Only lines with the string "wenn" matter here; gather them from the material below.

------------------------------------

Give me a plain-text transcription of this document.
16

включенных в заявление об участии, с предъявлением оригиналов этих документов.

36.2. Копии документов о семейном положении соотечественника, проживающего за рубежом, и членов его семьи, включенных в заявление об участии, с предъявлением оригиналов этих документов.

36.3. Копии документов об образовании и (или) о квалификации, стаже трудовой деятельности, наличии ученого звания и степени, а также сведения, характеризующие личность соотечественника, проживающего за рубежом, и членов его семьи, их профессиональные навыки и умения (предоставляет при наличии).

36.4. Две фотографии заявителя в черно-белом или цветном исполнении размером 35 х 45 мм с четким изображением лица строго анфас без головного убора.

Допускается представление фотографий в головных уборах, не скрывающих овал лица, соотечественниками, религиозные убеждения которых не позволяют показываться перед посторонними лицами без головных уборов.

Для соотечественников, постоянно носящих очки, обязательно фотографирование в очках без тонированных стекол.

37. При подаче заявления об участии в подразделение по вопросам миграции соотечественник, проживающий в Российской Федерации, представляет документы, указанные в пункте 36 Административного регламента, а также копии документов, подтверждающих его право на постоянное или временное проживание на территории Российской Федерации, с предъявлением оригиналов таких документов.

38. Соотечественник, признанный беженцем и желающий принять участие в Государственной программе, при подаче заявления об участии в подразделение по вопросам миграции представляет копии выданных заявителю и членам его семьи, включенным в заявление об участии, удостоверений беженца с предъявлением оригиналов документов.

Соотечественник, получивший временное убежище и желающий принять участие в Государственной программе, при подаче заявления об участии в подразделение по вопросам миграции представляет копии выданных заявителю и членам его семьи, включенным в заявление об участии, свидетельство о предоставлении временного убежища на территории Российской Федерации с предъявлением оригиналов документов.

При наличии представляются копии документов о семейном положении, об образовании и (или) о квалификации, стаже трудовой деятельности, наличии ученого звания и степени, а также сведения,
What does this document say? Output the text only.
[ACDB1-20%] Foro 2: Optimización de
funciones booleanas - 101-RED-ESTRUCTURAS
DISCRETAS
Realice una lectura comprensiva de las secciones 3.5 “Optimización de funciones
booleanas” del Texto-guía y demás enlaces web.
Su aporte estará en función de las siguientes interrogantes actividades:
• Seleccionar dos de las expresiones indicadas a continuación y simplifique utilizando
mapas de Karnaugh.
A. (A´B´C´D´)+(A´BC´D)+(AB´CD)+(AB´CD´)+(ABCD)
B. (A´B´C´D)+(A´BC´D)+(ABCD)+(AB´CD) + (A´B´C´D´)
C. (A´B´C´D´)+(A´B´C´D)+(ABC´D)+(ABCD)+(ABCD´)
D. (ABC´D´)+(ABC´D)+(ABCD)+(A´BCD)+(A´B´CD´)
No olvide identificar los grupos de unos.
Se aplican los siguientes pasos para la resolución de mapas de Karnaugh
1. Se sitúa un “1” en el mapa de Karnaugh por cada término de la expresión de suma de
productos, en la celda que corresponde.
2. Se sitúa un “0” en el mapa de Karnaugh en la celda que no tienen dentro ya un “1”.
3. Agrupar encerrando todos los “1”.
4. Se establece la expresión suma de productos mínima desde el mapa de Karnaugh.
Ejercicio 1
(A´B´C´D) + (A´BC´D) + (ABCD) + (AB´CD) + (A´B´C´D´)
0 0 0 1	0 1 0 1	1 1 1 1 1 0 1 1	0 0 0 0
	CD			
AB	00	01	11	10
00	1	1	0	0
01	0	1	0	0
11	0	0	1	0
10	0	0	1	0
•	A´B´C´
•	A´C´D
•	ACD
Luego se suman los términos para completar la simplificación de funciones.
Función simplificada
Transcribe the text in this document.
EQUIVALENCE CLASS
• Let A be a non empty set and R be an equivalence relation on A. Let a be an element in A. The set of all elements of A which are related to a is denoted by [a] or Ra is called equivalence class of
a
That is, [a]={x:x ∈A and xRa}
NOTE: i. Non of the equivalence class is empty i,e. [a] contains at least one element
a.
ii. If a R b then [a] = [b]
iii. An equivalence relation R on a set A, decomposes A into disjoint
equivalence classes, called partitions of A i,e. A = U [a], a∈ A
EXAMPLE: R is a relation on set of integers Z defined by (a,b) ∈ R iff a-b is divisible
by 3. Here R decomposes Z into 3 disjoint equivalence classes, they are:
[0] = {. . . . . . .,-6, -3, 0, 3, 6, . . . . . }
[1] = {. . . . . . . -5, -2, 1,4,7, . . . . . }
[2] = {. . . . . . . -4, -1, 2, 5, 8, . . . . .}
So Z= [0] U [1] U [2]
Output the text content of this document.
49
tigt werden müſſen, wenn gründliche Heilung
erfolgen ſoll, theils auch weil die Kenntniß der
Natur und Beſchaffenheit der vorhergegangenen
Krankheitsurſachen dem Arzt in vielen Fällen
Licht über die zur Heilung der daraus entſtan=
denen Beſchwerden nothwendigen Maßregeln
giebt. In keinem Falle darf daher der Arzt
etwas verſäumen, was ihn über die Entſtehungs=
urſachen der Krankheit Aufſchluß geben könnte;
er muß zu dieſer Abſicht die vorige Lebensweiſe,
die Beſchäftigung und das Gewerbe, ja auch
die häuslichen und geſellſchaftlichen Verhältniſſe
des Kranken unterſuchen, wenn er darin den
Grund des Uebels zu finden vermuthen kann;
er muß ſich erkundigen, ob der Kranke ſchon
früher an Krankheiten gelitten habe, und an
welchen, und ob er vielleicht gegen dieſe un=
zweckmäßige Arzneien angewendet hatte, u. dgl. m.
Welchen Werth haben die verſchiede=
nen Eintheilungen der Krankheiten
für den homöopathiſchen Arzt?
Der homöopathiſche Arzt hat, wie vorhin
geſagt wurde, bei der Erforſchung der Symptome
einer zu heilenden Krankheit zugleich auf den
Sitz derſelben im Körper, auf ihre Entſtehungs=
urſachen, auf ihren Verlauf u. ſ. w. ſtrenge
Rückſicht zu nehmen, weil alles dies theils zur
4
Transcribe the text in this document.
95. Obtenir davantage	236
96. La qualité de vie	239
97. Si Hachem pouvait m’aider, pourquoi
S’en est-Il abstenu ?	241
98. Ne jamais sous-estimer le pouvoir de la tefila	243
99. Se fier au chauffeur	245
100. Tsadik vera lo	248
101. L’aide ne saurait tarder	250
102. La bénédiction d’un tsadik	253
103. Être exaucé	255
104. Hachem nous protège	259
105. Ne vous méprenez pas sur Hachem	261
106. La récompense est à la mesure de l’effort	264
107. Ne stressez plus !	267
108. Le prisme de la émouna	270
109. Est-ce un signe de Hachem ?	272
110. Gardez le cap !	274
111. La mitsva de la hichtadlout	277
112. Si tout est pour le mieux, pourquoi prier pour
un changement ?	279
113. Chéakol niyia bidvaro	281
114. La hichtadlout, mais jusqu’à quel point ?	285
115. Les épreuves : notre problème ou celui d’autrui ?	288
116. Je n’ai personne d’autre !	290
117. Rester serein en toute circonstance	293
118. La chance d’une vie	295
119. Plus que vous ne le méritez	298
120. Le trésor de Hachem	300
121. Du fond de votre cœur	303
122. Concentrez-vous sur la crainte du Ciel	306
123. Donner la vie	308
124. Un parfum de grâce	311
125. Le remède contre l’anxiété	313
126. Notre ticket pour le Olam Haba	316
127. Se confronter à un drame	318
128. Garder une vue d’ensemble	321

------------------------------------

The solution –
tigt werden müſſen, wenn gründliche Heilung
des Kranken unterſuchen, wenn er darin den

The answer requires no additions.